» **What you need to do**:
The records below are to be quoted in full; please keep every word exact.

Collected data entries
┄┄┄┄┄┄┄┄┄┄┄┄┄┄┄┄┄┄┄┄

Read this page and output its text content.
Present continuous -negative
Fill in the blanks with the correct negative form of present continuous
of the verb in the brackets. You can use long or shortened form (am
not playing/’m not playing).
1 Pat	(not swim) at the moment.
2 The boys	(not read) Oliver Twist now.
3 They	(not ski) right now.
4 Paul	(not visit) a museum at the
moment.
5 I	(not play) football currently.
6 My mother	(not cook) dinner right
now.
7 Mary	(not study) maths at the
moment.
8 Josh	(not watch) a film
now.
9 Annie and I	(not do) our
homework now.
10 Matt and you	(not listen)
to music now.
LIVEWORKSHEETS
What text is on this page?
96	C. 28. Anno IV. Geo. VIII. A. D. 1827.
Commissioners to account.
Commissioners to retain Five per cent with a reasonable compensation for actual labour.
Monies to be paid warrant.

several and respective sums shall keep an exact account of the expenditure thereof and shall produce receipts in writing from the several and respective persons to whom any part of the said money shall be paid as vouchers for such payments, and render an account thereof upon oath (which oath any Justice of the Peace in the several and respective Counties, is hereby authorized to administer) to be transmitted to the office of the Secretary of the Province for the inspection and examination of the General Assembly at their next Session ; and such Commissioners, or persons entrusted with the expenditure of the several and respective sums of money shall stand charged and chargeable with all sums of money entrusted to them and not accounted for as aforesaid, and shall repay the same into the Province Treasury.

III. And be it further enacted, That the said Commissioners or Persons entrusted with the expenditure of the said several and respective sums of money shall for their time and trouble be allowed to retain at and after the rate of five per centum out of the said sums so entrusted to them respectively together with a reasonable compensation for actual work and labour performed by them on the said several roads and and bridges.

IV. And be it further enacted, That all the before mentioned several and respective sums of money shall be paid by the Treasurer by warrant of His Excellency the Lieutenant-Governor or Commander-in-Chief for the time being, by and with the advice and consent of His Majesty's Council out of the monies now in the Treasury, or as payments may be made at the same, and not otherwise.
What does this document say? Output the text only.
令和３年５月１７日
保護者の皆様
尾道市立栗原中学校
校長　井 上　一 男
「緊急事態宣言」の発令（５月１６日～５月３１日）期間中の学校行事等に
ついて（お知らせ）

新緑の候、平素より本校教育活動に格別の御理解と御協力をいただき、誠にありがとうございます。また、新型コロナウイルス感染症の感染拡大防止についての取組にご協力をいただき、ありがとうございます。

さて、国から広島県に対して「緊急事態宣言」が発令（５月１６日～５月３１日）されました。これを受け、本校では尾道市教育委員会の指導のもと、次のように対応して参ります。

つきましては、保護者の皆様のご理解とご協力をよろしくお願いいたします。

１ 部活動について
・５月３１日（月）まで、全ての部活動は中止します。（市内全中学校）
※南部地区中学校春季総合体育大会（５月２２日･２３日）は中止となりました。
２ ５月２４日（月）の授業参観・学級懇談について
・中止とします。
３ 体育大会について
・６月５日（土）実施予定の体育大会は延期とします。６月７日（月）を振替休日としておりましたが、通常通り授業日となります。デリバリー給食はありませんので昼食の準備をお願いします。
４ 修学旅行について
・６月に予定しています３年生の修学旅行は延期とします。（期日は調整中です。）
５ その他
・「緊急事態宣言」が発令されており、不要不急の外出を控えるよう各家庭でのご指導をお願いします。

┄┄┄┄┄┄┄┄┄┄┄┄┄┄┄┄┄┄┄┄

» **Output below**:
Read this page and output its text content.
Present continuous -negative
Fill in the blanks with the correct negative form of present continuous
of the verb in the brackets. You can use long or shortened form (am
not playing/’m not playing).
1 Pat	(not swim) at the moment.
2 The boys	(not read) Oliver Twist now.
3 They	(not ski) right now.
4 Paul	(not visit) a museum at the
moment.
5 I	(not play) football currently.
6 My mother	(not cook) dinner right
now.
7 Mary	(not study) maths at the
moment.
8 Josh	(not watch) a film
now.
9 Annie and I	(not do) our
homework now.
10 Matt and you	(not listen)
to music now.
LIVEWORKSHEETS
What text is on this page?
96	C. 28. Anno IV. Geo. VIII. A. D. 1827.
Commissioners to account.
Commissioners to retain Five per cent with a reasonable compensation for actual labour.
Monies to be paid warrant.

several and respective sums shall keep an exact account of the expenditure thereof and shall produce receipts in writing from the several and respective persons to whom any part of the said money shall be paid as vouchers for such payments, and render an account thereof upon oath (which oath any Justice of the Peace in the several and respective Counties, is hereby authorized to administer) to be transmitted to the office of the Secretary of the Province for the inspection and examination of the General Assembly at their next Session ; and such Commissioners, or persons entrusted with the expenditure of the several and respective sums of money shall stand charged and chargeable with all sums of money entrusted to them and not accounted for as aforesaid, and shall repay the same into the Province Treasury.

III. And be it further enacted, That the said Commissioners or Persons entrusted with the expenditure of the said several and respective sums of money shall for their time and trouble be allowed to retain at and after the rate of five per centum out of the said sums so entrusted to them respectively together with a reasonable compensation for actual work and labour performed by them on the said several roads and and bridges.

IV. And be it further enacted, That all the before mentioned several and respective sums of money shall be paid by the Treasurer by warrant of His Excellency the Lieutenant-Governor or Commander-in-Chief for the time being, by and with the advice and consent of His Majesty's Council out of the monies now in the Treasury, or as payments may be made at the same, and not otherwise.
What does this document say? Output the text only.
令和３年５月１７日
保護者の皆様
尾道市立栗原中学校
校長　井 上　一 男
「緊急事態宣言」の発令（５月１６日～５月３１日）期間中の学校行事等に
ついて（お知らせ）

新緑の候、平素より本校教育活動に格別の御理解と御協力をいただき、誠にありがとうございます。また、新型コロナウイルス感染症の感染拡大防止についての取組にご協力をいただき、ありがとうございます。

さて、国から広島県に対して「緊急事態宣言」が発令（５月１６日～５月３１日）されました。これを受け、本校では尾道市教育委員会の指導のもと、次のように対応して参ります。

つきましては、保護者の皆様のご理解とご協力をよろしくお願いいたします。

１ 部活動について
・５月３１日（月）まで、全ての部活動は中止します。（市内全中学校）
※南部地区中学校春季総合体育大会（５月２２日･２３日）は中止となりました。
２ ５月２４日（月）の授業参観・学級懇談について
・中止とします。
３ 体育大会について
・６月５日（土）実施予定の体育大会は延期とします。６月７日（月）を振替休日としておりましたが、通常通り授業日となります。デリバリー給食はありませんので昼食の準備をお願いします。
４ 修学旅行について
・６月に予定しています３年生の修学旅行は延期とします。（期日は調整中です。）
５ その他
・「緊急事態宣言」が発令されており、不要不急の外出を控えるよう各家庭でのご指導をお願いします。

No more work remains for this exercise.